## Entries supplied
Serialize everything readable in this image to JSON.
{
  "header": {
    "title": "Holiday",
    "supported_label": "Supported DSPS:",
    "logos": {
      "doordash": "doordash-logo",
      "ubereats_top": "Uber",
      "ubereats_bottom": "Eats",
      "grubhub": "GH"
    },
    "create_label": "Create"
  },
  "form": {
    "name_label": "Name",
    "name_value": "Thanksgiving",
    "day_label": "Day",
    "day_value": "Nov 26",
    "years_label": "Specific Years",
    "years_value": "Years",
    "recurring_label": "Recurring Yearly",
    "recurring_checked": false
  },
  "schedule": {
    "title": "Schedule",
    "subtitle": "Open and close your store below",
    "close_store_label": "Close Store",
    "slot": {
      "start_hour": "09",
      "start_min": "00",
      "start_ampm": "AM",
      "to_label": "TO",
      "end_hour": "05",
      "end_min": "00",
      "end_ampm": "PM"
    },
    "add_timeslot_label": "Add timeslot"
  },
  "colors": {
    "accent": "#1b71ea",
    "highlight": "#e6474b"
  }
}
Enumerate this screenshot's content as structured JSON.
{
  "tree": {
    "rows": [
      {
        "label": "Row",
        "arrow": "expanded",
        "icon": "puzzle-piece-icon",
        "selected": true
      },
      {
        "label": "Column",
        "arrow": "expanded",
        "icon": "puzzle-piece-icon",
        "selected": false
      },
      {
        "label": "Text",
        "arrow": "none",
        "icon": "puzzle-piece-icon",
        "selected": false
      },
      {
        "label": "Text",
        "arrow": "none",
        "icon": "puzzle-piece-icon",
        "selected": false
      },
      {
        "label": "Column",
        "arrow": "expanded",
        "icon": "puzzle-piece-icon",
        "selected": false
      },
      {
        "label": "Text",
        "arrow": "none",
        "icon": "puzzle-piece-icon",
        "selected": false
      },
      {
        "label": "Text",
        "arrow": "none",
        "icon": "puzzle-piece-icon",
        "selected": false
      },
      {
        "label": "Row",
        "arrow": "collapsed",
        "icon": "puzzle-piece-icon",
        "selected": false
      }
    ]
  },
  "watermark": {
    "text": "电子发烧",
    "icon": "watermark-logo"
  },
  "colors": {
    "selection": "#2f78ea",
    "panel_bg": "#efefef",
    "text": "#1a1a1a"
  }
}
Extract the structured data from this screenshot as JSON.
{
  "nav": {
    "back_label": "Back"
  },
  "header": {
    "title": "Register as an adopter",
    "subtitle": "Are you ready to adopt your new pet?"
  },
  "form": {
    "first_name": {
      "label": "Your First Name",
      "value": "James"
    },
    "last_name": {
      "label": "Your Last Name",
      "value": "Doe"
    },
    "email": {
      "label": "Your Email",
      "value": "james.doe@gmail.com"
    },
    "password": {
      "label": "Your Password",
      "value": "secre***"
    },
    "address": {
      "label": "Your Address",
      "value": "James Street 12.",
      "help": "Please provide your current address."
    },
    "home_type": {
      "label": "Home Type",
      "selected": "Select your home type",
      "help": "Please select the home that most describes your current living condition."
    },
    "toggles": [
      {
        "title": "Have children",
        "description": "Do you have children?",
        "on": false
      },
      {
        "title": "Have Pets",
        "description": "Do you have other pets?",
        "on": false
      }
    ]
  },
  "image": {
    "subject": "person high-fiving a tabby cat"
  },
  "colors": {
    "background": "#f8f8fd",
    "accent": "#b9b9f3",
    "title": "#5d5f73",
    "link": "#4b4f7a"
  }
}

## Objective
Give back each line above precisely as it stands.

## Complete answer
Serialize everything readable in this image to JSON.
{
  "header": {
    "title": "Holiday",
    "supported_label": "Supported DSPS:",
    "logos": {
      "doordash": "doordash-logo",
      "ubereats_top": "Uber",
      "ubereats_bottom": "Eats",
      "grubhub": "GH"
    },
    "create_label": "Create"
  },
  "form": {
    "name_label": "Name",
    "name_value": "Thanksgiving",
    "day_label": "Day",
    "day_value": "Nov 26",
    "years_label": "Specific Years",
    "years_value": "Years",
    "recurring_label": "Recurring Yearly",
    "recurring_checked": false
  },
  "schedule": {
    "title": "Schedule",
    "subtitle": "Open and close your store below",
    "close_store_label": "Close Store",
    "slot": {
      "start_hour": "09",
      "start_min": "00",
      "start_ampm": "AM",
      "to_label": "TO",
      "end_hour": "05",
      "end_min": "00",
      "end_ampm": "PM"
    },
    "add_timeslot_label": "Add timeslot"
  },
  "colors": {
    "accent": "#1b71ea",
    "highlight": "#e6474b"
  }
}
Enumerate this screenshot's content as structured JSON.
{
  "tree": {
    "rows": [
      {
        "label": "Row",
        "arrow": "expanded",
        "icon": "puzzle-piece-icon",
        "selected": true
      },
      {
        "label": "Column",
        "arrow": "expanded",
        "icon": "puzzle-piece-icon",
        "selected": false
      },
      {
        "label": "Text",
        "arrow": "none",
        "icon": "puzzle-piece-icon",
        "selected": false
      },
      {
        "label": "Text",
        "arrow": "none",
        "icon": "puzzle-piece-icon",
        "selected": false
      },
      {
        "label": "Column",
        "arrow": "expanded",
        "icon": "puzzle-piece-icon",
        "selected": false
      },
      {
        "label": "Text",
        "arrow": "none",
        "icon": "puzzle-piece-icon",
        "selected": false
      },
      {
        "label": "Text",
        "arrow": "none",
        "icon": "puzzle-piece-icon",
        "selected": false
      },
      {
        "label": "Row",
        "arrow": "collapsed",
        "icon": "puzzle-piece-icon",
        "selected": false
      }
    ]
  },
  "watermark": {
    "text": "电子发烧",
    "icon": "watermark-logo"
  },
  "colors": {
    "selection": "#2f78ea",
    "panel_bg": "#efefef",
    "text": "#1a1a1a"
  }
}
Extract the structured data from this screenshot as JSON.
{
  "nav": {
    "back_label": "Back"
  },
  "header": {
    "title": "Register as an adopter",
    "subtitle": "Are you ready to adopt your new pet?"
  },
  "form": {
    "first_name": {
      "label": "Your First Name",
      "value": "James"
    },
    "last_name": {
      "label": "Your Last Name",
      "value": "Doe"
    },
    "email": {
      "label": "Your Email",
      "value": "james.doe@gmail.com"
    },
    "password": {
      "label": "Your Password",
      "value": "secre***"
    },
    "address": {
      "label": "Your Address",
      "value": "James Street 12.",
      "help": "Please provide your current address."
    },
    "home_type": {
      "label": "Home Type",
      "selected": "Select your home type",
      "help": "Please select the home that most describes your current living condition."
    },
    "toggles": [
      {
        "title": "Have children",
        "description": "Do you have children?",
        "on": false
      },
      {
        "title": "Have Pets",
        "description": "Do you have other pets?",
        "on": false
      }
    ]
  },
  "image": {
    "subject": "person high-fiving a tabby cat"
  },
  "colors": {
    "background": "#f8f8fd",
    "accent": "#b9b9f3",
    "title": "#5d5f73",
    "link": "#4b4f7a"
  }
}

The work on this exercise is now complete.